→ WRITTEN TASK
Return the records, each one exactly as written.

→ MATERIAL SHOWN
════════

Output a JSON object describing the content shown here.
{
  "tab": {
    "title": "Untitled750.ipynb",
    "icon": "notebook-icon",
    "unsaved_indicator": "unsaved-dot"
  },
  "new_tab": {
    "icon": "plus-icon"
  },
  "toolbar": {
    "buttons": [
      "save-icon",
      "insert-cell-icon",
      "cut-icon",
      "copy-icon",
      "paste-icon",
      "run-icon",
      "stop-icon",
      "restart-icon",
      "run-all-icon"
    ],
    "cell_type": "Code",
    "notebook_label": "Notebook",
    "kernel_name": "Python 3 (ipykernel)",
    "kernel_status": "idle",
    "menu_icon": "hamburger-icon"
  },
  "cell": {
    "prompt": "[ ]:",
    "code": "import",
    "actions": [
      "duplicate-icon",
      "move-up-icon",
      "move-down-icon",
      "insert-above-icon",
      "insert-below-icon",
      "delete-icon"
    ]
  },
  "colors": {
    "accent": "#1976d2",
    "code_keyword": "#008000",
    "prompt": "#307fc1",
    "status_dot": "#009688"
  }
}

════════

→ WORKED SOLUTION
Output a JSON object describing the content shown here.
{
  "tab": {
    "title": "Untitled750.ipynb",
    "icon": "notebook-icon",
    "unsaved_indicator": "unsaved-dot"
  },
  "new_tab": {
    "icon": "plus-icon"
  },
  "toolbar": {
    "buttons": [
      "save-icon",
      "insert-cell-icon",
      "cut-icon",
      "copy-icon",
      "paste-icon",
      "run-icon",
      "stop-icon",
      "restart-icon",
      "run-all-icon"
    ],
    "cell_type": "Code",
    "notebook_label": "Notebook",
    "kernel_name": "Python 3 (ipykernel)",
    "kernel_status": "idle",
    "menu_icon": "hamburger-icon"
  },
  "cell": {
    "prompt": "[ ]:",
    "code": "import",
    "actions": [
      "duplicate-icon",
      "move-up-icon",
      "move-down-icon",
      "insert-above-icon",
      "insert-below-icon",
      "delete-icon"
    ]
  },
  "colors": {
    "accent": "#1976d2",
    "code_keyword": "#008000",
    "prompt": "#307fc1",
    "status_dot": "#009688"
  }
}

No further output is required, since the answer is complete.